- [Task to carry out] Images are excluded; otherwise, output every record exactly.

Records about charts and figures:
● ● ● ● ● ● ●

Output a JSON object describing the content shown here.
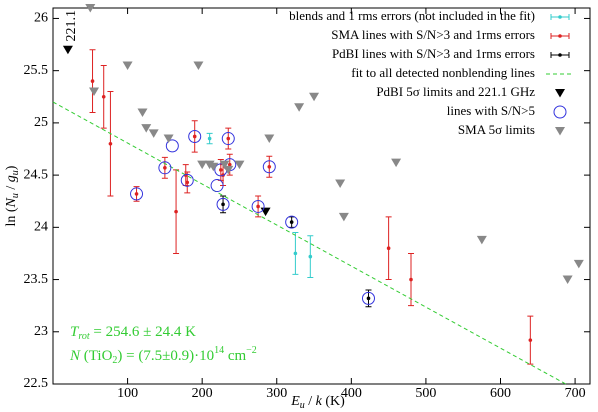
{
  "chart_data": {
    "type": "scatter",
    "x_label": {
      "main": "E",
      "sub": "u",
      "rest": " / ",
      "k": "k",
      "unit": " (K)"
    },
    "y_label": {
      "fn": "ln (",
      "n": "N",
      "nsub": "u",
      "slash": " / ",
      "g": "g",
      "gsub": "u",
      "close": ")"
    },
    "xlim": [
      0,
      720
    ],
    "xticks": [
      100,
      200,
      300,
      400,
      500,
      600,
      700
    ],
    "ylim": [
      22.5,
      26.1
    ],
    "yticks": [
      22.5,
      23,
      23.5,
      24,
      24.5,
      25,
      25.5,
      26
    ],
    "grid": false,
    "legend": "top-right",
    "annotations": {
      "trot": {
        "sym": "T",
        "sub": "rot",
        "text": " = 254.6 ± 24.4 K"
      },
      "ncol": {
        "sym": "N",
        "p1": " (TiO",
        "sub": "2",
        "p2": ") = (7.5±0.9)·10",
        "sup": "14",
        "p3": " cm",
        "sup2": "−2"
      },
      "limit_label": "221.1"
    },
    "series": [
      {
        "name": "blends and 1 rms errors (not included in the fit)",
        "type": "errorbar",
        "color": "#33cccc",
        "x": [
          210,
          325,
          345
        ],
        "values": [
          24.85,
          23.75,
          23.72
        ],
        "errors": [
          0.05,
          0.2,
          0.2
        ]
      },
      {
        "name": "SMA lines with S/N>3 and 1rms errors",
        "type": "errorbar",
        "color": "#dd2222",
        "x": [
          53,
          68,
          77,
          112,
          150,
          165,
          178,
          180,
          190,
          225,
          228,
          235,
          237,
          275,
          290,
          450,
          480,
          640
        ],
        "values": [
          25.4,
          25.25,
          24.8,
          24.32,
          24.57,
          24.15,
          24.5,
          24.43,
          24.87,
          24.55,
          24.5,
          24.85,
          24.6,
          24.2,
          24.58,
          23.8,
          23.5,
          22.92
        ],
        "errors": [
          0.3,
          0.3,
          0.5,
          0.07,
          0.1,
          0.4,
          0.1,
          0.1,
          0.15,
          0.1,
          0.1,
          0.1,
          0.1,
          0.1,
          0.1,
          0.3,
          0.25,
          0.23
        ]
      },
      {
        "name": "PdBI lines with S/N>3 and 1rms errors",
        "type": "errorbar",
        "color": "#000000",
        "x": [
          228,
          320,
          423
        ],
        "values": [
          24.22,
          24.05,
          23.32
        ],
        "errors": [
          0.08,
          0.05,
          0.08
        ]
      },
      {
        "name": "fit to all detected nonblending lines",
        "type": "line",
        "color": "#33cc33",
        "x": [
          0,
          690
        ],
        "values": [
          25.2,
          22.49
        ]
      },
      {
        "name": "PdBI 5σ limits and 221.1 GHz",
        "type": "triangle",
        "color": "#000000",
        "x": [
          20,
          285
        ],
        "values": [
          25.7,
          24.15
        ]
      },
      {
        "name": "lines with S/N>5",
        "type": "circle",
        "color": "#3333dd",
        "x": [
          112,
          150,
          160,
          180,
          190,
          220,
          225,
          228,
          235,
          237,
          275,
          290,
          320,
          423
        ],
        "values": [
          24.32,
          24.57,
          24.78,
          24.45,
          24.87,
          24.4,
          24.55,
          24.22,
          24.85,
          24.6,
          24.2,
          24.58,
          24.05,
          23.32
        ]
      },
      {
        "name": "SMA 5σ limits",
        "type": "triangle",
        "color": "#888888",
        "x": [
          50,
          55,
          100,
          120,
          125,
          135,
          155,
          195,
          200,
          210,
          215,
          230,
          235,
          250,
          290,
          330,
          350,
          385,
          390,
          460,
          575,
          690,
          705
        ],
        "values": [
          26.1,
          25.3,
          25.55,
          25.1,
          24.95,
          24.9,
          24.85,
          25.55,
          24.6,
          24.6,
          24.58,
          24.6,
          24.55,
          24.6,
          24.85,
          25.15,
          25.25,
          24.42,
          24.1,
          24.62,
          23.88,
          23.5,
          23.65
        ]
      }
    ]
  }
}
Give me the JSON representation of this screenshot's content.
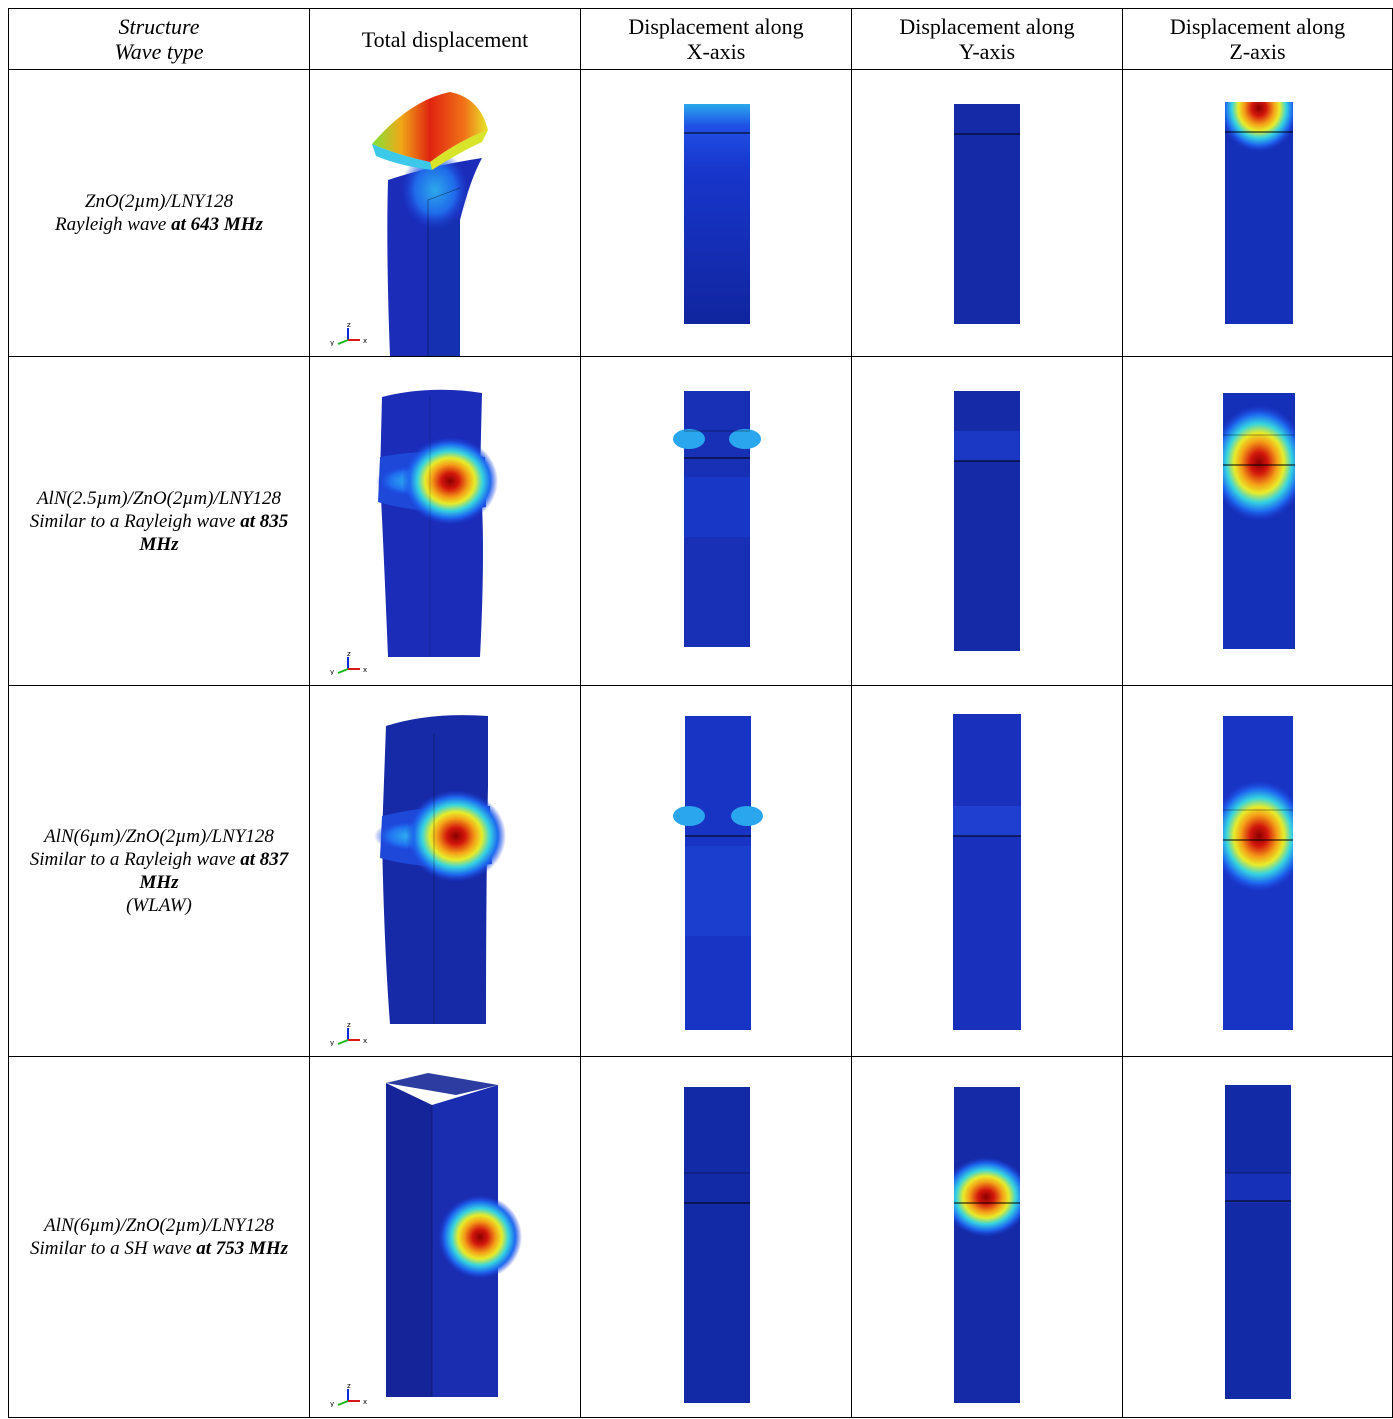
{
  "header": {
    "structure_label": "Structure",
    "wave_type_label": "Wave type",
    "total": "Total displacement",
    "x_line1": "Displacement along",
    "x_line2": "X-axis",
    "y_line1": "Displacement along",
    "y_line2": "Y-axis",
    "z_line1": "Displacement along",
    "z_line2": "Z-axis"
  },
  "rows": [
    {
      "structure": "ZnO(2µm)/LNY128",
      "wave_prefix": "Rayleigh wave ",
      "freq": "at 643 MHz",
      "extra": ""
    },
    {
      "structure": "AlN(2.5µm)/ZnO(2µm)/LNY128",
      "wave_prefix": "Similar to a Rayleigh wave ",
      "freq": "at 835 MHz",
      "extra": ""
    },
    {
      "structure": "AlN(6µm)/ZnO(2µm)/LNY128",
      "wave_prefix": "Similar to a Rayleigh wave ",
      "freq": "at 837 MHz",
      "extra": "(WLAW)"
    },
    {
      "structure": "AlN(6µm)/ZnO(2µm)/LNY128",
      "wave_prefix": "Similar to a SH wave ",
      "freq": "at 753 MHz",
      "extra": ""
    }
  ],
  "axis_triad": {
    "y": "y",
    "z": "z",
    "x": "x"
  },
  "colors": {
    "deep_blue": "#0a1f9a",
    "mid_blue": "#1f4ee0",
    "cyan": "#27c6e6",
    "yellow": "#f2e21c",
    "red": "#c8120c"
  }
}
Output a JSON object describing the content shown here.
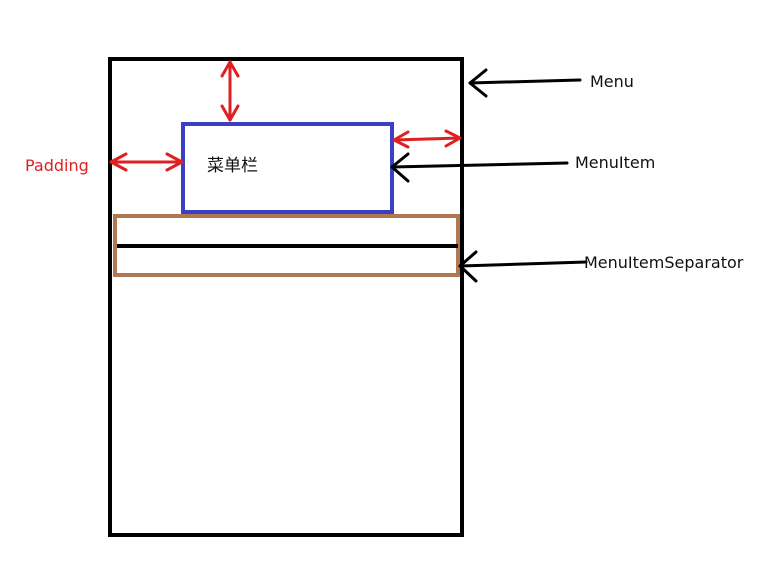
{
  "labels": {
    "menu": "Menu",
    "menu_item": "MenuItem",
    "menu_item_separator": "MenuItemSeparator",
    "padding": "Padding"
  },
  "menu_item": {
    "text": "菜单栏"
  },
  "colors": {
    "menu_border": "#000000",
    "menu_item_border": "#3b3fc4",
    "separator_border": "#b07850",
    "separator_line": "#000000",
    "padding_arrows": "#e02020",
    "pointer_arrows": "#000000",
    "padding_label": "#e02020"
  }
}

● ● ● ● ● ● ●

- [Solved exercise]
Output a JSON object describing the content shown here.
{
  "chart_data": {
    "type": "scatter",
    "x_label": {
      "main": "E",
      "sub": "u",
      "rest": " / ",
      "k": "k",
      "unit": " (K)"
    },
    "y_label": {
      "fn": "ln (",
      "n": "N",
      "nsub": "u",
      "slash": " / ",
      "g": "g",
      "gsub": "u",
      "close": ")"
    },
    "xlim": [
      0,
      720
    ],
    "xticks": [
      100,
      200,
      300,
      400,
      500,
      600,
      700
    ],
    "ylim": [
      22.5,
      26.1
    ],
    "yticks": [
      22.5,
      23,
      23.5,
      24,
      24.5,
      25,
      25.5,
      26
    ],
    "grid": false,
    "legend": "top-right",
    "annotations": {
      "trot": {
        "sym": "T",
        "sub": "rot",
        "text": " = 254.6 ± 24.4 K"
      },
      "ncol": {
        "sym": "N",
        "p1": " (TiO",
        "sub": "2",
        "p2": ") = (7.5±0.9)·10",
        "sup": "14",
        "p3": " cm",
        "sup2": "−2"
      },
      "limit_label": "221.1"
    },
    "series": [
      {
        "name": "blends and 1 rms errors (not included in the fit)",
        "type": "errorbar",
        "color": "#33cccc",
        "x": [
          210,
          325,
          345
        ],
        "values": [
          24.85,
          23.75,
          23.72
        ],
        "errors": [
          0.05,
          0.2,
          0.2
        ]
      },
      {
        "name": "SMA lines with S/N>3 and 1rms errors",
        "type": "errorbar",
        "color": "#dd2222",
        "x": [
          53,
          68,
          77,
          112,
          150,
          165,
          178,
          180,
          190,
          225,
          228,
          235,
          237,
          275,
          290,
          450,
          480,
          640
        ],
        "values": [
          25.4,
          25.25,
          24.8,
          24.32,
          24.57,
          24.15,
          24.5,
          24.43,
          24.87,
          24.55,
          24.5,
          24.85,
          24.6,
          24.2,
          24.58,
          23.8,
          23.5,
          22.92
        ],
        "errors": [
          0.3,
          0.3,
          0.5,
          0.07,
          0.1,
          0.4,
          0.1,
          0.1,
          0.15,
          0.1,
          0.1,
          0.1,
          0.1,
          0.1,
          0.1,
          0.3,
          0.25,
          0.23
        ]
      },
      {
        "name": "PdBI lines with S/N>3 and 1rms errors",
        "type": "errorbar",
        "color": "#000000",
        "x": [
          228,
          320,
          423
        ],
        "values": [
          24.22,
          24.05,
          23.32
        ],
        "errors": [
          0.08,
          0.05,
          0.08
        ]
      },
      {
        "name": "fit to all detected nonblending lines",
        "type": "line",
        "color": "#33cc33",
        "x": [
          0,
          690
        ],
        "values": [
          25.2,
          22.49
        ]
      },
      {
        "name": "PdBI 5σ limits and 221.1 GHz",
        "type": "triangle",
        "color": "#000000",
        "x": [
          20,
          285
        ],
        "values": [
          25.7,
          24.15
        ]
      },
      {
        "name": "lines with S/N>5",
        "type": "circle",
        "color": "#3333dd",
        "x": [
          112,
          150,
          160,
          180,
          190,
          220,
          225,
          228,
          235,
          237,
          275,
          290,
          320,
          423
        ],
        "values": [
          24.32,
          24.57,
          24.78,
          24.45,
          24.87,
          24.4,
          24.55,
          24.22,
          24.85,
          24.6,
          24.2,
          24.58,
          24.05,
          23.32
        ]
      },
      {
        "name": "SMA 5σ limits",
        "type": "triangle",
        "color": "#888888",
        "x": [
          50,
          55,
          100,
          120,
          125,
          135,
          155,
          195,
          200,
          210,
          215,
          230,
          235,
          250,
          290,
          330,
          350,
          385,
          390,
          460,
          575,
          690,
          705
        ],
        "values": [
          26.1,
          25.3,
          25.55,
          25.1,
          24.95,
          24.9,
          24.85,
          25.55,
          24.6,
          24.6,
          24.58,
          24.6,
          24.55,
          24.6,
          24.85,
          25.15,
          25.25,
          24.42,
          24.1,
          24.62,
          23.88,
          23.5,
          23.65
        ]
      }
    ]
  }
}
Give me the JSON representation of this screenshot's content.
{
  "header": {
    "structure_label": "Structure",
    "wave_type_label": "Wave type",
    "total": "Total displacement",
    "x_line1": "Displacement along",
    "x_line2": "X-axis",
    "y_line1": "Displacement along",
    "y_line2": "Y-axis",
    "z_line1": "Displacement along",
    "z_line2": "Z-axis"
  },
  "rows": [
    {
      "structure": "ZnO(2µm)/LNY128",
      "wave_prefix": "Rayleigh wave ",
      "freq": "at 643 MHz",
      "extra": ""
    },
    {
      "structure": "AlN(2.5µm)/ZnO(2µm)/LNY128",
      "wave_prefix": "Similar to a Rayleigh wave ",
      "freq": "at 835 MHz",
      "extra": ""
    },
    {
      "structure": "AlN(6µm)/ZnO(2µm)/LNY128",
      "wave_prefix": "Similar to a Rayleigh wave ",
      "freq": "at 837 MHz",
      "extra": "(WLAW)"
    },
    {
      "structure": "AlN(6µm)/ZnO(2µm)/LNY128",
      "wave_prefix": "Similar to a SH wave ",
      "freq": "at 753 MHz",
      "extra": ""
    }
  ],
  "axis_triad": {
    "y": "y",
    "z": "z",
    "x": "x"
  },
  "colors": {
    "deep_blue": "#0a1f9a",
    "mid_blue": "#1f4ee0",
    "cyan": "#27c6e6",
    "yellow": "#f2e21c",
    "red": "#c8120c"
  }
}
Output a JSON object describing the content shown here.
{
  "labels": {
    "menu": "Menu",
    "menu_item": "MenuItem",
    "menu_item_separator": "MenuItemSeparator",
    "padding": "Padding"
  },
  "menu_item": {
    "text": "菜单栏"
  },
  "colors": {
    "menu_border": "#000000",
    "menu_item_border": "#3b3fc4",
    "separator_border": "#b07850",
    "separator_line": "#000000",
    "padding_arrows": "#e02020",
    "pointer_arrows": "#000000",
    "padding_label": "#e02020"
  }
}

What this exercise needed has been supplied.